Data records
____________________
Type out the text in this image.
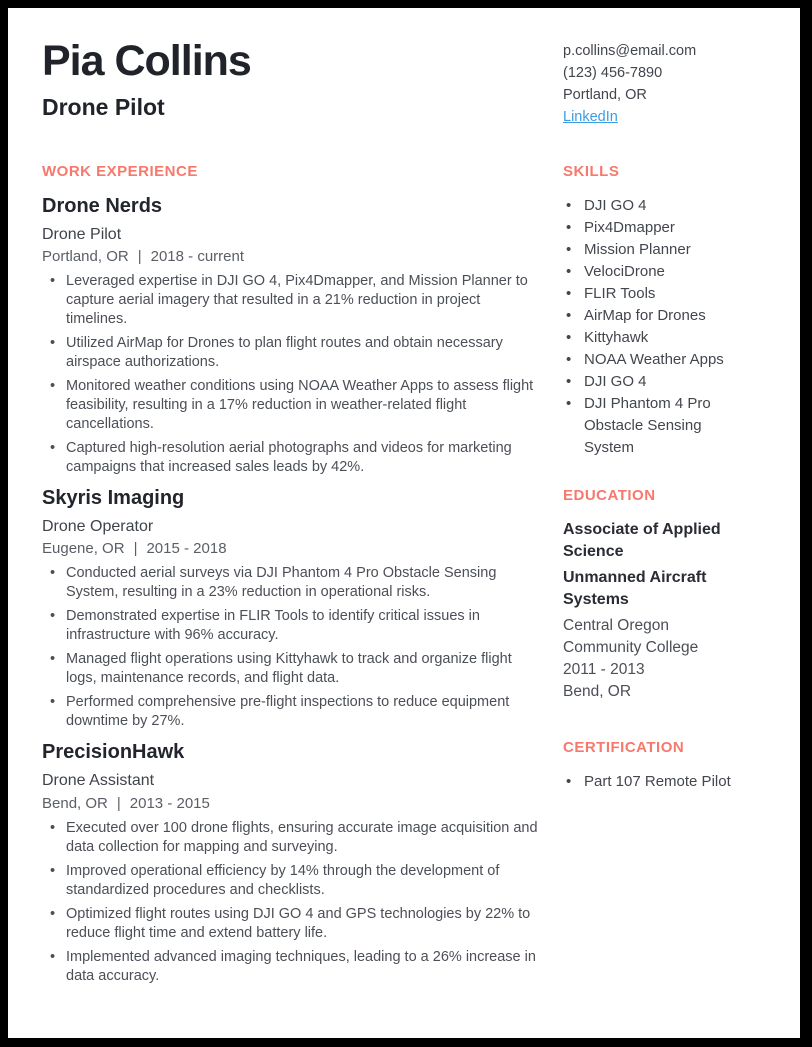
Pia Collins
Drone Pilot
p.collins@email.com
(123) 456-7890
Portland, OR
LinkedIn
WORK EXPERIENCE
Drone Nerds
Drone Pilot
Portland, OR | 2018 - current
• Leveraged expertise in DJI GO 4, Pix4Dmapper, and Mission Planner to capture aerial imagery that resulted in a 21% reduction in project timelines.
• Utilized AirMap for Drones to plan flight routes and obtain necessary airspace authorizations.
• Monitored weather conditions using NOAA Weather Apps to assess flight feasibility, resulting in a 17% reduction in weather-related flight cancellations.
• Captured high-resolution aerial photographs and videos for marketing campaigns that increased sales leads by 42%.
Skyris Imaging
Drone Operator
Eugene, OR | 2015 - 2018
• Conducted aerial surveys via DJI Phantom 4 Pro Obstacle Sensing System, resulting in a 23% reduction in operational risks.
• Demonstrated expertise in FLIR Tools to identify critical issues in infrastructure with 96% accuracy.
• Managed flight operations using Kittyhawk to track and organize flight logs, maintenance records, and flight data.
• Performed comprehensive pre-flight inspections to reduce equipment downtime by 27%.
PrecisionHawk
Drone Assistant
Bend, OR | 2013 - 2015
• Executed over 100 drone flights, ensuring accurate image acquisition and data collection for mapping and surveying.
• Improved operational efficiency by 14% through the development of standardized procedures and checklists.
• Optimized flight routes using DJI GO 4 and GPS technologies by 22% to reduce flight time and extend battery life.
• Implemented advanced imaging techniques, leading to a 26% increase in data accuracy.
SKILLS
• DJI GO 4
• Pix4Dmapper
• Mission Planner
• VelociDrone
• FLIR Tools
• AirMap for Drones
• Kittyhawk
• NOAA Weather Apps
• DJI GO 4
• DJI Phantom 4 Pro Obstacle Sensing System
EDUCATION
Associate of Applied Science
Unmanned Aircraft Systems
Central Oregon Community College
2011 - 2013
Bend, OR
CERTIFICATION
• Part 107 Remote Pilot
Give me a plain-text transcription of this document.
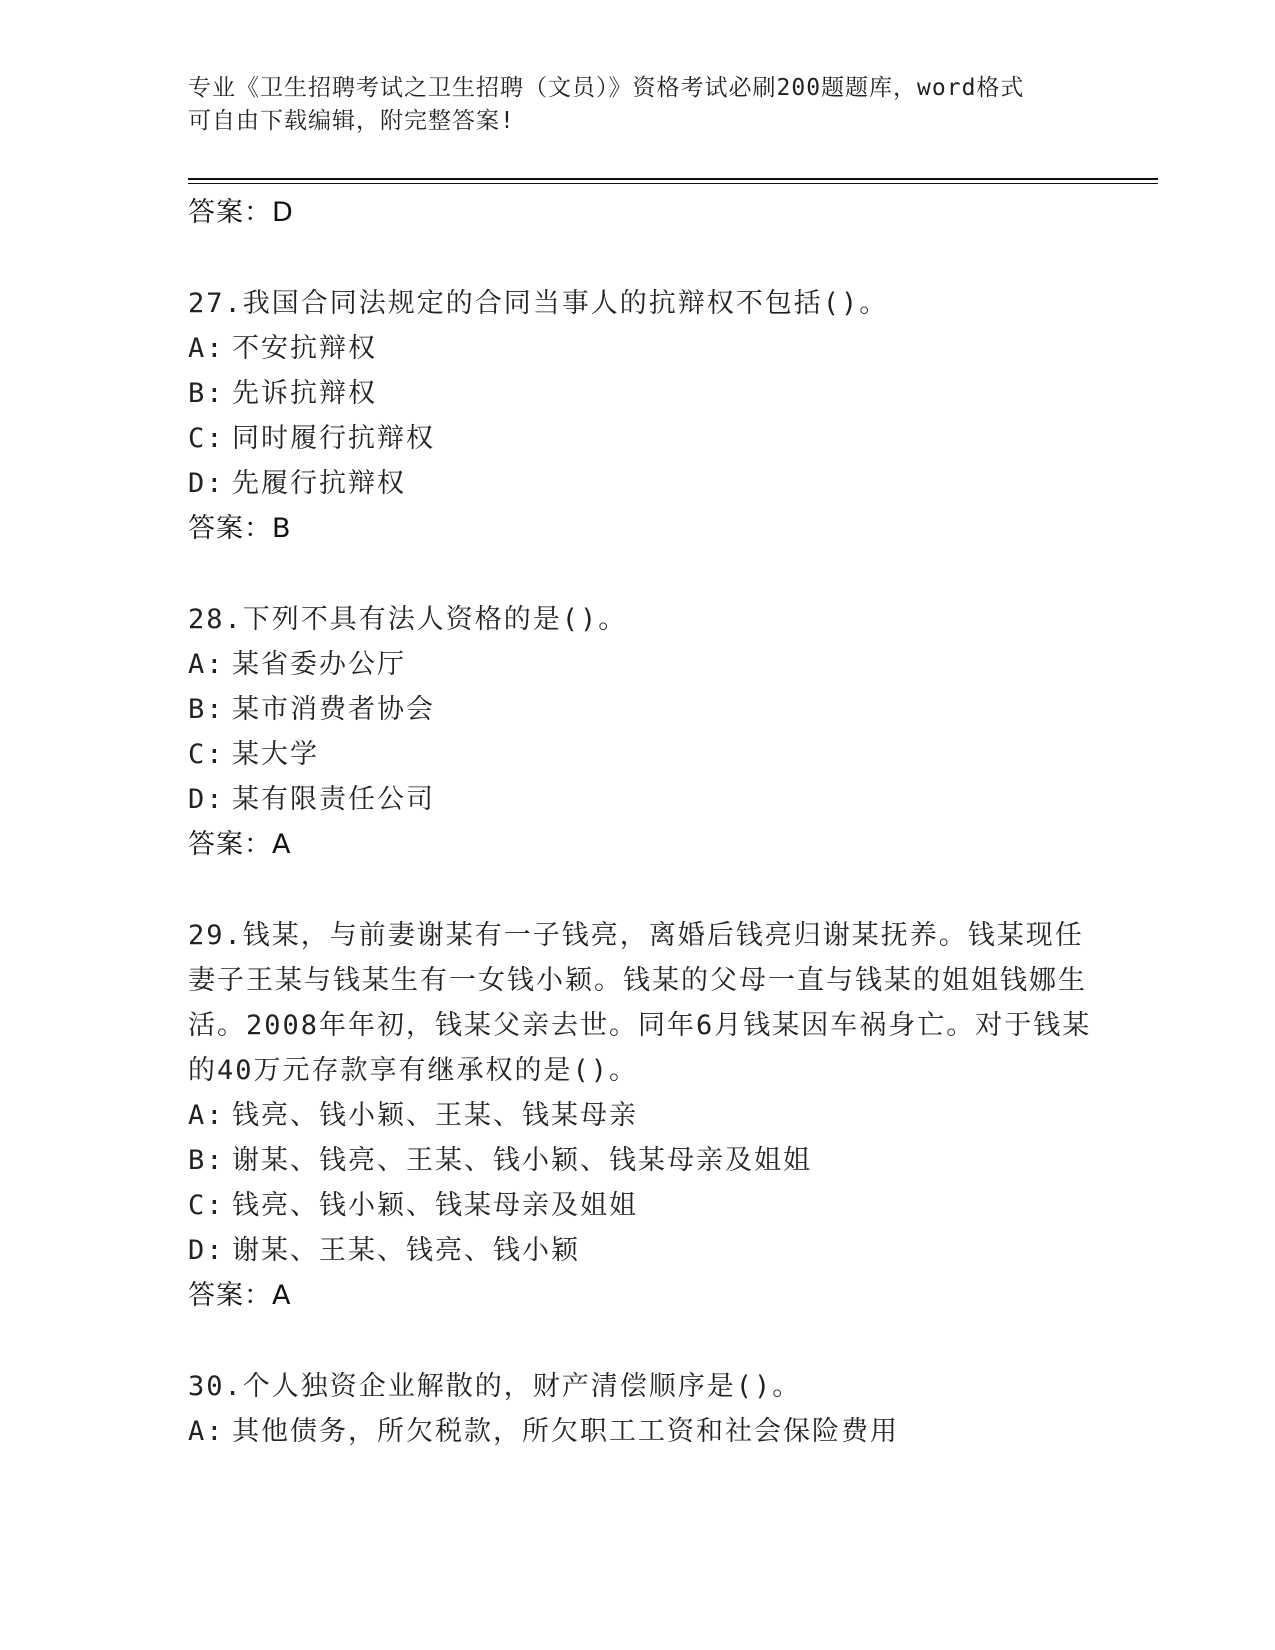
专业《卫生招聘考试之卫生招聘（文员）》资格考试必刷200题题库，word格式
可自由下载编辑，附完整答案!
答案：D
27.我国合同法规定的合同当事人的抗辩权不包括()。
A: 不安抗辩权
B: 先诉抗辩权
C: 同时履行抗辩权
D: 先履行抗辩权
答案：B
28.下列不具有法人资格的是()。
A: 某省委办公厅
B: 某市消费者协会
C: 某大学
D: 某有限责任公司
答案：A
29.钱某，与前妻谢某有一子钱亮，离婚后钱亮归谢某抚养。钱某现任妻子王某与钱某生有一女钱小颖。钱某的父母一直与钱某的姐姐钱娜生活。2008年年初，钱某父亲去世。同年6月钱某因车祸身亡。对于钱某的40万元存款享有继承权的是()。
A: 钱亮、钱小颖、王某、钱某母亲
B: 谢某、钱亮、王某、钱小颖、钱某母亲及姐姐
C: 钱亮、钱小颖、钱某母亲及姐姐
D: 谢某、王某、钱亮、钱小颖
答案：A
30.个人独资企业解散的，财产清偿顺序是()。
A: 其他债务，所欠税款，所欠职工工资和社会保险费用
____________________
# Problem
Starting with the line that contains "Give me a plain-text", reproduce every line down to the end of the listing above, both endpoints included. Pictures stay out.

# Output of the exercise
Give me a plain-text transcription of this document.
专业《卫生招聘考试之卫生招聘（文员）》资格考试必刷200题题库，word格式
可自由下载编辑，附完整答案!
答案：D
27.我国合同法规定的合同当事人的抗辩权不包括()。
A: 不安抗辩权
B: 先诉抗辩权
C: 同时履行抗辩权
D: 先履行抗辩权
答案：B
28.下列不具有法人资格的是()。
A: 某省委办公厅
B: 某市消费者协会
C: 某大学
D: 某有限责任公司
答案：A
29.钱某，与前妻谢某有一子钱亮，离婚后钱亮归谢某抚养。钱某现任妻子王某与钱某生有一女钱小颖。钱某的父母一直与钱某的姐姐钱娜生活。2008年年初，钱某父亲去世。同年6月钱某因车祸身亡。对于钱某的40万元存款享有继承权的是()。
A: 钱亮、钱小颖、王某、钱某母亲
B: 谢某、钱亮、王某、钱小颖、钱某母亲及姐姐
C: 钱亮、钱小颖、钱某母亲及姐姐
D: 谢某、王某、钱亮、钱小颖
答案：A
30.个人独资企业解散的，财产清偿顺序是()。
A: 其他债务，所欠税款，所欠职工工资和社会保险费用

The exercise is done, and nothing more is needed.